[What to work on]:
Transcribe the material exactly. Images do not belong in the copy.

[Items]:
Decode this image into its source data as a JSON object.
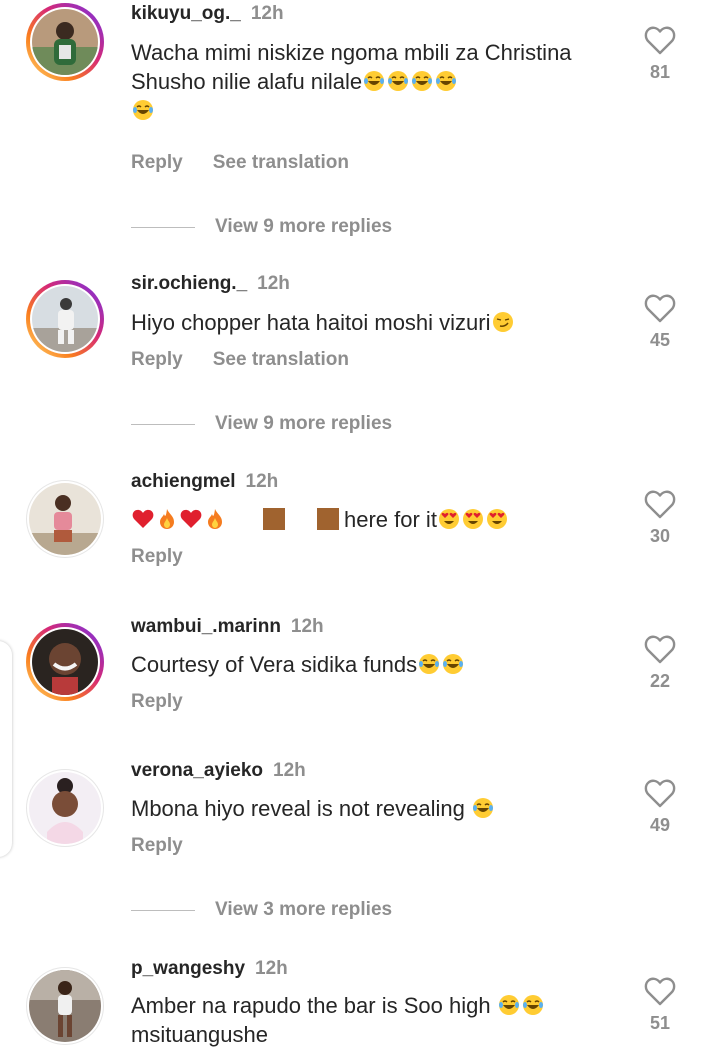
{
  "comments": [
    {
      "username": "kikuyu_og._",
      "time": "12h",
      "text": "Wacha mimi niskize ngoma mbili za Christina Shusho nilie alafu nilale",
      "emojis": [
        "joy",
        "joy",
        "joy",
        "joy",
        "joy"
      ],
      "reply_label": "Reply",
      "translate_label": "See translation",
      "likes": "81",
      "view_more": "View 9 more replies",
      "avatar_ring": "story"
    },
    {
      "username": "sir.ochieng._",
      "time": "12h",
      "text": "Hiyo chopper hata haitoi moshi vizuri",
      "emojis": [
        "smirk"
      ],
      "reply_label": "Reply",
      "translate_label": "See translation",
      "likes": "45",
      "view_more": "View 9 more replies",
      "avatar_ring": "story"
    },
    {
      "username": "achiengmel",
      "time": "12h",
      "text_prefix_emojis": [
        "heart",
        "fire",
        "heart",
        "fire"
      ],
      "text": "here for it",
      "emojis": [
        "heart-eyes",
        "heart-eyes",
        "heart-eyes"
      ],
      "reply_label": "Reply",
      "likes": "30",
      "avatar_ring": "plain"
    },
    {
      "username": "wambui_.marinn",
      "time": "12h",
      "text": "Courtesy of Vera sidika funds",
      "emojis": [
        "joy",
        "joy"
      ],
      "reply_label": "Reply",
      "likes": "22",
      "avatar_ring": "story"
    },
    {
      "username": "verona_ayieko",
      "time": "12h",
      "text": "Mbona hiyo reveal is not revealing",
      "emojis": [
        "joy"
      ],
      "reply_label": "Reply",
      "likes": "49",
      "view_more": "View 3 more replies",
      "avatar_ring": "plain"
    },
    {
      "username": "p_wangeshy",
      "time": "12h",
      "text": "Amber na rapudo the bar is Soo high",
      "text_line2": "msituangushe",
      "emojis": [
        "joy",
        "joy"
      ],
      "likes": "51",
      "avatar_ring": "plain"
    }
  ],
  "colors": {
    "text": "#262626",
    "secondary": "#8e8e8e",
    "background": "#ffffff"
  },
  "icons": {
    "like": "heart-outline-icon"
  }
}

[Answer]:
Decode this image into its source data as a JSON object.
{
  "comments": [
    {
      "username": "kikuyu_og._",
      "time": "12h",
      "text": "Wacha mimi niskize ngoma mbili za Christina Shusho nilie alafu nilale",
      "emojis": [
        "joy",
        "joy",
        "joy",
        "joy",
        "joy"
      ],
      "reply_label": "Reply",
      "translate_label": "See translation",
      "likes": "81",
      "view_more": "View 9 more replies",
      "avatar_ring": "story"
    },
    {
      "username": "sir.ochieng._",
      "time": "12h",
      "text": "Hiyo chopper hata haitoi moshi vizuri",
      "emojis": [
        "smirk"
      ],
      "reply_label": "Reply",
      "translate_label": "See translation",
      "likes": "45",
      "view_more": "View 9 more replies",
      "avatar_ring": "story"
    },
    {
      "username": "achiengmel",
      "time": "12h",
      "text_prefix_emojis": [
        "heart",
        "fire",
        "heart",
        "fire"
      ],
      "text": "here for it",
      "emojis": [
        "heart-eyes",
        "heart-eyes",
        "heart-eyes"
      ],
      "reply_label": "Reply",
      "likes": "30",
      "avatar_ring": "plain"
    },
    {
      "username": "wambui_.marinn",
      "time": "12h",
      "text": "Courtesy of Vera sidika funds",
      "emojis": [
        "joy",
        "joy"
      ],
      "reply_label": "Reply",
      "likes": "22",
      "avatar_ring": "story"
    },
    {
      "username": "verona_ayieko",
      "time": "12h",
      "text": "Mbona hiyo reveal is not revealing",
      "emojis": [
        "joy"
      ],
      "reply_label": "Reply",
      "likes": "49",
      "view_more": "View 3 more replies",
      "avatar_ring": "plain"
    },
    {
      "username": "p_wangeshy",
      "time": "12h",
      "text": "Amber na rapudo the bar is Soo high",
      "text_line2": "msituangushe",
      "emojis": [
        "joy",
        "joy"
      ],
      "likes": "51",
      "avatar_ring": "plain"
    }
  ],
  "colors": {
    "text": "#262626",
    "secondary": "#8e8e8e",
    "background": "#ffffff"
  },
  "icons": {
    "like": "heart-outline-icon"
  }
}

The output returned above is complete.